• [Work to be completed]:
Quote verbatim the lines that begin with the one containing "cash-register-icon xyxy=(582,1512,618,1551)" and end with the one containing "truck-icon xyxy=(235,288,277,319)", including both of those lines.
# Start of Input rows
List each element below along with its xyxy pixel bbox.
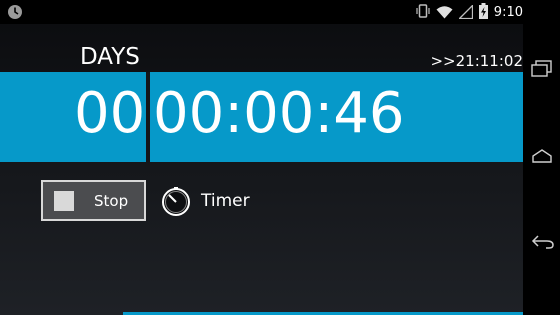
- vibrate-icon: [416, 3, 430, 23]
- clock-status-icon: [6, 3, 24, 25]
- recent-apps-icon[interactable]: [531, 60, 553, 82]
- navigation-bar: [523, 24, 560, 315]
- home-icon[interactable]: [531, 148, 553, 168]
- status-time: 9:10: [493, 5, 523, 20]
- days-value: 00: [74, 81, 146, 146]
- stop-button[interactable]: Stop: [41, 180, 146, 221]
- stop-icon: [54, 190, 74, 211]
- back-icon[interactable]: [531, 234, 555, 254]
- elapsed-time: 00:00:46: [153, 81, 405, 146]
- status-bar: 9:10: [0, 0, 560, 24]
- days-label: DAYS: [80, 44, 140, 70]
- wifi-icon: [436, 4, 453, 23]
- time-display: 00 00:00:46: [0, 72, 523, 162]
- display-divider: [146, 72, 150, 162]
- current-time: >>21:11:02: [430, 52, 523, 70]
- signal-icon: [457, 3, 473, 23]
- stop-button-label: Stop: [94, 191, 129, 210]
- timer-mode-label[interactable]: Timer: [201, 191, 250, 211]
- stopwatch-app: DAYS >>21:11:02 00 00:00:46 Stop Timer: [0, 24, 523, 315]
- battery-charging-icon: [478, 3, 488, 23]
- timer-icon[interactable]: [160, 185, 192, 221]
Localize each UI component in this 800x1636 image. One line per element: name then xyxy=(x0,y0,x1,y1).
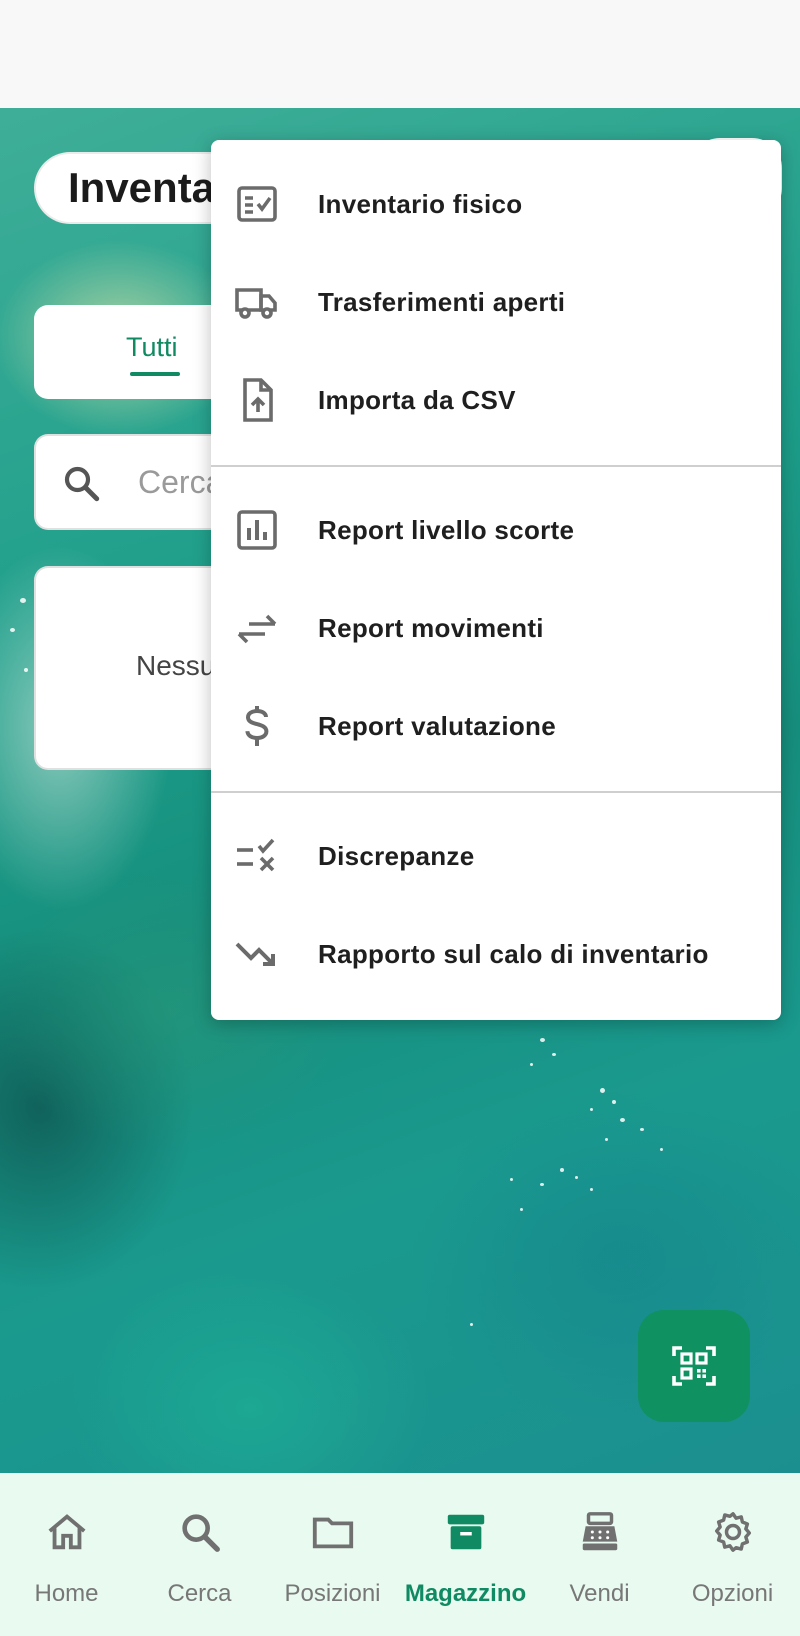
cash-register-icon xyxy=(582,1512,618,1551)
menu-item-label: Report valutazione xyxy=(318,711,556,741)
menu-item-inventario-fisico[interactable]: Inventario fisico xyxy=(211,155,781,253)
menu-item-label: Report livello scorte xyxy=(318,515,575,545)
status-bar xyxy=(0,0,800,108)
trending-down-icon xyxy=(235,942,275,966)
menu-item-rapporto-calo-inventario[interactable]: Rapporto sul calo di inventario xyxy=(211,905,781,1003)
menu-divider xyxy=(211,791,781,793)
tab-tutti[interactable]: Tutti xyxy=(126,332,178,363)
truck-icon xyxy=(235,288,277,319)
overflow-menu: Inventario fisico Trasferimenti aperti I… xyxy=(211,140,781,1020)
nav-item-vendi[interactable]: Vendi xyxy=(533,1473,666,1636)
nav-item-posizioni[interactable]: Posizioni xyxy=(266,1473,399,1636)
menu-item-report-livello-scorte[interactable]: Report livello scorte xyxy=(211,481,781,579)
nav-label: Vendi xyxy=(569,1580,630,1607)
menu-item-label: Inventario fisico xyxy=(318,189,523,219)
page-title-text: Inventa xyxy=(68,164,216,211)
menu-item-label: Importa da CSV xyxy=(318,385,516,415)
menu-item-trasferimenti-aperti[interactable]: Trasferimenti aperti xyxy=(211,253,781,351)
nav-label: Cerca xyxy=(167,1580,232,1607)
nav-label: Magazzino xyxy=(404,1580,527,1607)
empty-state-text: Nessu xyxy=(136,650,216,681)
search-icon xyxy=(64,466,100,502)
menu-item-label: Trasferimenti aperti xyxy=(318,287,566,317)
menu-item-discrepanze[interactable]: Discrepanze xyxy=(211,807,781,905)
qr-scan-button[interactable] xyxy=(638,1310,750,1422)
nav-item-home[interactable]: Home xyxy=(0,1473,133,1636)
tab-active-indicator xyxy=(130,372,180,376)
home-icon xyxy=(48,1514,86,1550)
menu-item-importa-csv[interactable]: Importa da CSV xyxy=(211,351,781,449)
nav-item-cerca[interactable]: Cerca xyxy=(133,1473,266,1636)
menu-item-report-movimenti[interactable]: Report movimenti xyxy=(211,579,781,677)
swap-arrows-icon xyxy=(237,614,277,644)
menu-item-label: Report movimenti xyxy=(318,613,544,643)
menu-item-label: Discrepanze xyxy=(318,841,475,871)
qr-scan-icon xyxy=(672,1346,716,1386)
folder-icon xyxy=(312,1517,354,1549)
menu-item-label: Rapporto sul calo di inventario xyxy=(318,939,709,969)
menu-item-report-valutazione[interactable]: Report valutazione xyxy=(211,677,781,775)
bar-chart-icon xyxy=(237,510,277,550)
checklist-icon xyxy=(237,186,277,222)
search-icon xyxy=(182,1514,220,1552)
nav-item-magazzino[interactable]: Magazzino xyxy=(399,1473,532,1636)
nav-label: Posizioni xyxy=(284,1580,381,1607)
archive-icon xyxy=(447,1514,485,1550)
file-upload-icon xyxy=(243,378,273,422)
nav-label: Home xyxy=(34,1580,99,1607)
rule-icon xyxy=(237,838,275,872)
bottom-navigation: Home Cerca Posizioni Magazzino Vendi Opz… xyxy=(0,1473,800,1636)
menu-divider xyxy=(211,465,781,467)
dollar-icon xyxy=(245,706,269,746)
nav-label: Opzioni xyxy=(691,1580,774,1607)
nav-item-opzioni[interactable]: Opzioni xyxy=(666,1473,799,1636)
settings-gear-icon xyxy=(714,1512,752,1552)
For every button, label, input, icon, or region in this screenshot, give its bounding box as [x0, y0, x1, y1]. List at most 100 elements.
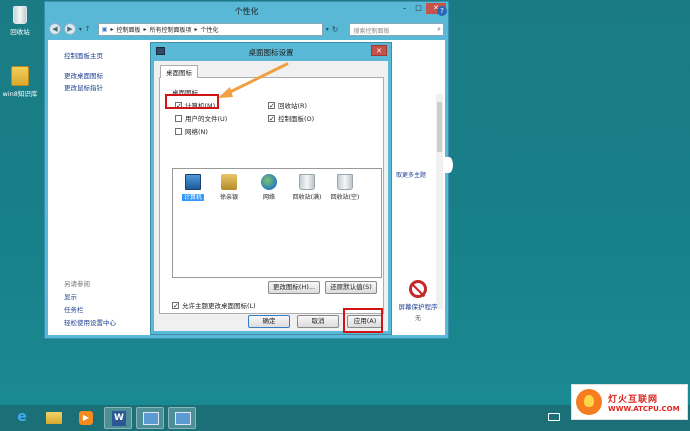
history-dropdown-icon[interactable]: ▾	[79, 26, 82, 33]
icon-item-label: 网络	[262, 194, 275, 201]
see-also-heading: 另请参阅	[64, 280, 90, 288]
checkbox-box[interactable]	[175, 114, 182, 122]
media-player-icon: ▶	[79, 411, 93, 425]
desktop-icon-recycle-bin[interactable]: 回收站	[0, 6, 40, 36]
up-button[interactable]: ↑	[85, 25, 91, 33]
address-bar-row: ◀ ▶ ▾ ↑ ▣ ▸ 控制面板 ▸ 所有控制面板项 ▸ 个性化 ▾ ↻ 搜索控…	[45, 20, 448, 38]
desktop-icon-list[interactable]: 计算机 徐亲银 网络 回收站(满) 回收站(空)	[172, 168, 382, 278]
checkbox-user-files[interactable]: 用户的文件(U)	[175, 113, 227, 123]
computer-icon	[185, 174, 201, 190]
screensaver-setting[interactable]: 屏幕保护程序 无	[388, 280, 448, 322]
search-icon: ⌕	[437, 24, 441, 33]
taskbar-media-player[interactable]: ▶	[72, 407, 100, 429]
scrollbar-thumb[interactable]	[437, 102, 442, 152]
restore-default-button[interactable]: 还原默认值(S)	[325, 281, 377, 294]
scrollbar[interactable]	[436, 94, 443, 309]
cp-window-title: 个性化	[234, 6, 259, 16]
refresh-icon[interactable]: ↻	[332, 25, 339, 34]
icon-item-label: 回收站(空)	[330, 194, 360, 201]
breadcrumb-sep: ▸	[110, 25, 114, 33]
taskbar-personalization[interactable]	[136, 407, 164, 429]
checkbox-label: 控制面板(O)	[278, 115, 315, 123]
annotation-highlight-computer	[165, 94, 219, 109]
icon-item-recycle-empty[interactable]: 回收站(空)	[327, 174, 363, 201]
desktop-background: 回收站 win8知识库 个性化 – □ ✕ ◀ ▶ ▾ ↑ ▣ ▸ 控制面板 ▸…	[0, 0, 690, 405]
checkbox-box[interactable]: ✓	[172, 301, 179, 309]
cancel-button[interactable]: 取消	[297, 315, 339, 328]
breadcrumb-sep: ▸	[194, 25, 198, 33]
back-button[interactable]: ◀	[49, 23, 61, 35]
desktop-icon-label: 回收站	[10, 28, 30, 36]
breadcrumb-item[interactable]: 所有控制面板项	[149, 25, 191, 34]
address-dropdown-icon[interactable]: ▾	[326, 26, 329, 33]
taskbar-explorer[interactable]	[40, 407, 68, 429]
arrow-shaft	[224, 62, 289, 96]
icon-item-label: 计算机	[181, 194, 204, 201]
checkbox-box[interactable]: ✓	[268, 114, 275, 122]
arrow-head	[218, 87, 233, 98]
ok-button[interactable]: 确定	[248, 315, 290, 328]
breadcrumb-sep: ▸	[143, 25, 147, 33]
recycle-bin-icon	[13, 6, 27, 24]
sidebar-link-change-mouse-pointer[interactable]: 更改鼠标指针	[64, 82, 103, 92]
icon-item-user-files[interactable]: 徐亲银	[211, 174, 247, 201]
sidebar-link-taskbar[interactable]: 任务栏	[64, 304, 84, 314]
forward-button[interactable]: ▶	[63, 23, 76, 35]
address-box[interactable]: ▣ ▸ 控制面板 ▸ 所有控制面板项 ▸ 个性化	[97, 22, 323, 36]
tab-desktop-icons[interactable]: 桌面图标	[160, 65, 198, 78]
watermark: 灯火互联网 WWW.ATCPU.COM	[571, 384, 688, 420]
dialog-title: 桌面图标设置	[248, 47, 294, 57]
dialog-close-button[interactable]: ✕	[371, 45, 387, 56]
checkbox-network[interactable]: 网络(N)	[175, 126, 208, 136]
watermark-en: WWW.ATCPU.COM	[608, 404, 680, 413]
control-panel-icon	[143, 412, 159, 425]
annotation-highlight-apply	[343, 308, 383, 333]
minimize-button[interactable]: –	[398, 3, 411, 14]
sidebar-link-home[interactable]: 控制面板主页	[64, 50, 103, 60]
taskbar-desktop-icon-settings[interactable]	[168, 407, 196, 429]
checkbox-control-panel[interactable]: ✓ 控制面板(O)	[268, 113, 314, 123]
network-icon	[261, 174, 277, 190]
checkbox-label: 用户的文件(U)	[185, 115, 228, 123]
flame-logo-icon	[576, 389, 602, 415]
desktop-settings-icon	[175, 412, 191, 425]
checkbox-label: 允许主题更改桌面图标(L)	[182, 302, 256, 310]
control-panel-icon: ▣	[101, 25, 108, 33]
desktop-icon-label: win8知识库	[2, 90, 38, 98]
screensaver-value: 无	[414, 315, 421, 322]
checkbox-allow-themes[interactable]: ✓ 允许主题更改桌面图标(L)	[172, 300, 256, 310]
icon-item-network[interactable]: 网络	[251, 174, 287, 201]
maximize-button[interactable]: □	[412, 3, 425, 14]
breadcrumb-item[interactable]: 个性化	[201, 25, 219, 34]
icon-item-recycle-full[interactable]: 回收站(满)	[289, 174, 325, 201]
folder-icon	[11, 66, 29, 86]
checkbox-label: 网络(N)	[185, 128, 208, 136]
icon-item-computer[interactable]: 计算机	[175, 174, 211, 201]
help-icon[interactable]: ?	[437, 6, 447, 16]
taskbar-word[interactable]: W	[104, 407, 132, 429]
keyboard-icon[interactable]	[548, 413, 560, 421]
no-screensaver-icon	[409, 280, 427, 298]
icon-item-label: 徐亲银	[219, 194, 238, 201]
dialog-titlebar[interactable]: 桌面图标设置 ✕	[151, 43, 391, 61]
desktop-icon-knowledge-base[interactable]: win8知识库	[0, 66, 40, 98]
change-icon-button[interactable]: 更改图标(H)...	[268, 281, 320, 294]
recycle-full-icon	[299, 174, 315, 190]
cp-sidebar: 控制面板主页 更改桌面图标 更改鼠标指针 另请参阅 显示 任务栏 轻松使用设置中…	[48, 40, 153, 335]
sidebar-link-display[interactable]: 显示	[64, 291, 77, 301]
checkbox-box[interactable]	[175, 127, 182, 135]
more-themes-link[interactable]: 取更多主题	[396, 170, 426, 179]
tab-panel: 桌面图标 ✓ 计算机(M) ✓ 回收站(R) 用户的文件(U) ✓ 控制面板(O…	[159, 77, 384, 314]
breadcrumb-item[interactable]: 控制面板	[116, 25, 140, 34]
sidebar-link-ease-of-access[interactable]: 轻松使用设置中心	[64, 317, 116, 327]
dialog-app-icon	[156, 47, 165, 55]
word-icon: W	[112, 411, 126, 426]
sidebar-link-change-desktop-icons[interactable]: 更改桌面图标	[64, 70, 103, 80]
pointer-edge	[445, 157, 453, 173]
search-placeholder: 搜索控制面板	[353, 27, 390, 35]
search-input[interactable]: 搜索控制面板 ⌕	[349, 22, 444, 36]
annotation-arrow	[218, 62, 289, 98]
file-explorer-icon	[46, 412, 62, 424]
taskbar-ie[interactable]: e	[8, 407, 36, 429]
cp-titlebar[interactable]: 个性化 – □ ✕	[45, 2, 448, 20]
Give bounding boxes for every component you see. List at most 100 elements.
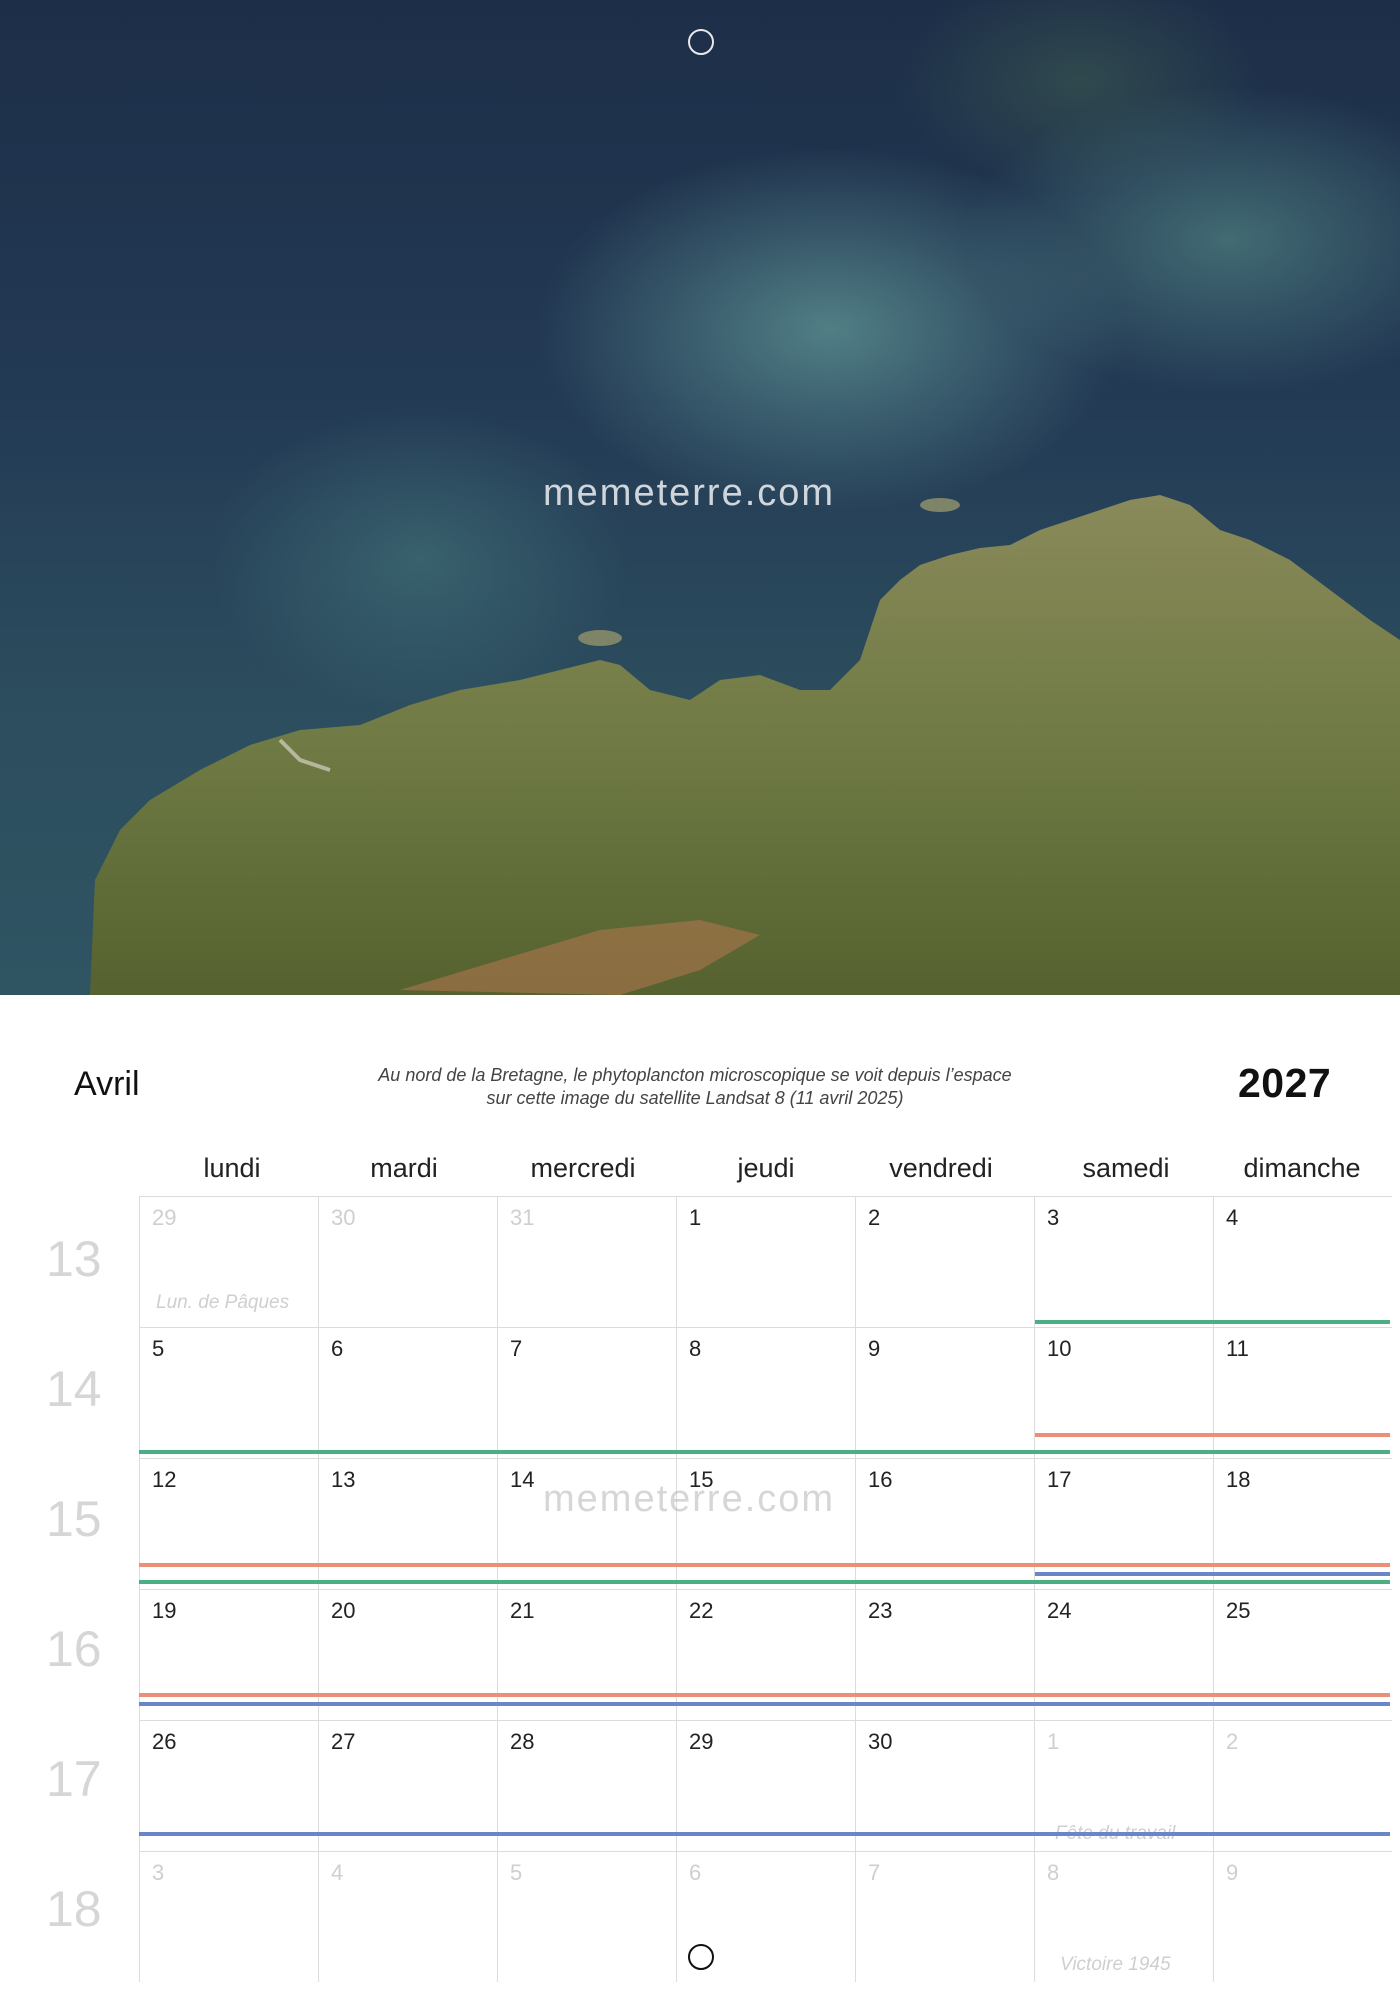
# End of Input rows
• [Written answer]:
cash-register-icon xyxy=(582,1512,618,1551)
menu-item-label: Report valutazione xyxy=(318,711,556,741)
menu-item-inventario-fisico[interactable]: Inventario fisico xyxy=(211,155,781,253)
menu-item-label: Report livello scorte xyxy=(318,515,575,545)
status-bar xyxy=(0,0,800,108)
trending-down-icon xyxy=(235,942,275,966)
menu-item-rapporto-calo-inventario[interactable]: Rapporto sul calo di inventario xyxy=(211,905,781,1003)
menu-divider xyxy=(211,791,781,793)
tab-tutti[interactable]: Tutti xyxy=(126,332,178,363)
truck-icon xyxy=(235,288,277,319)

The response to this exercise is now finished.